▶ [Dataset entries]
++++++++++
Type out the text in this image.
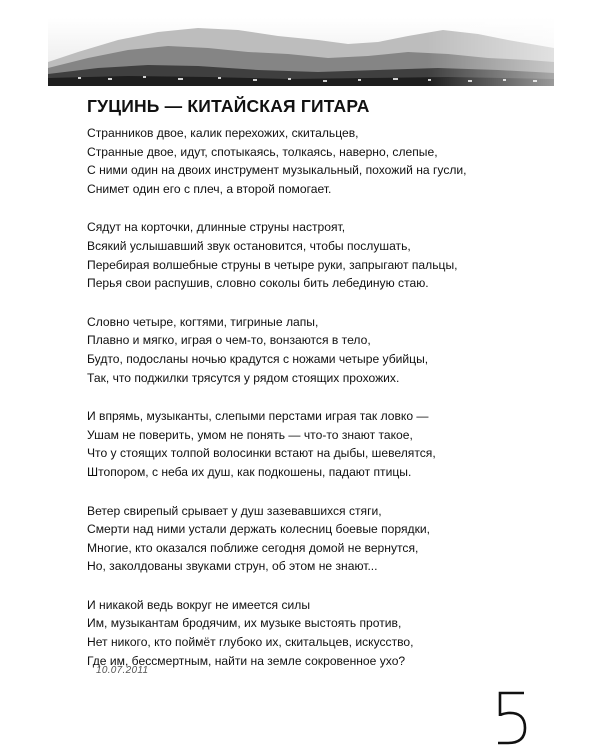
ГУЦИНЬ — КИТАЙСКАЯ ГИТАРА
Странников двое, калик перехожих, скитальцев,
Странные двое, идут, спотыкаясь, толкаясь, наверно, слепые,
С ними один на двоих инструмент музыкальный, похожий на гусли,
Снимет один его с плеч, а второй помогает.
Сядут на корточки, длинные струны настроят,
Всякий услышавший звук остановится, чтобы послушать,
Перебирая волшебные струны в четыре руки, запрыгают пальцы,
Перья свои распушив, словно соколы бить лебединую стаю.
Словно четыре, когтями, тигриные лапы,
Плавно и мягко, играя о чем-то, вонзаются в тело,
Будто, подосланы ночью крадутся с ножами четыре убийцы,
Так, что поджилки трясутся у рядом стоящих прохожих.
И впрямь, музыканты, слепыми перстами играя так ловко —
Ушам не поверить, умом не понять — что-то знают такое,
Что у стоящих толпой волосинки встают на дыбы, шевелятся,
Штопором, с неба их душ, как подкошены, падают птицы.
Ветер свирепый срывает у душ зазевавшихся стяги,
Смерти над ними устали держать колесниц боевые порядки,
Многие, кто оказался поближе сегодня домой не вернутся,
Но, заколдованы звуками струн, об этом не знают...
И никакой ведь вокруг не имеется силы
Им, музыкантам бродячим, их музыке выстоять против,
Нет никого, кто поймёт глубоко их, скитальцев, искусство,
Где им, бессмертным, найти на земле сокровенное ухо?
10.07.2011
5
++++++++++
▶ [PROBLEM] Check the records above line by line and tally those holding the string "четыре". Answer with the number only.

▶ [EXERCISE SOLUTION] 3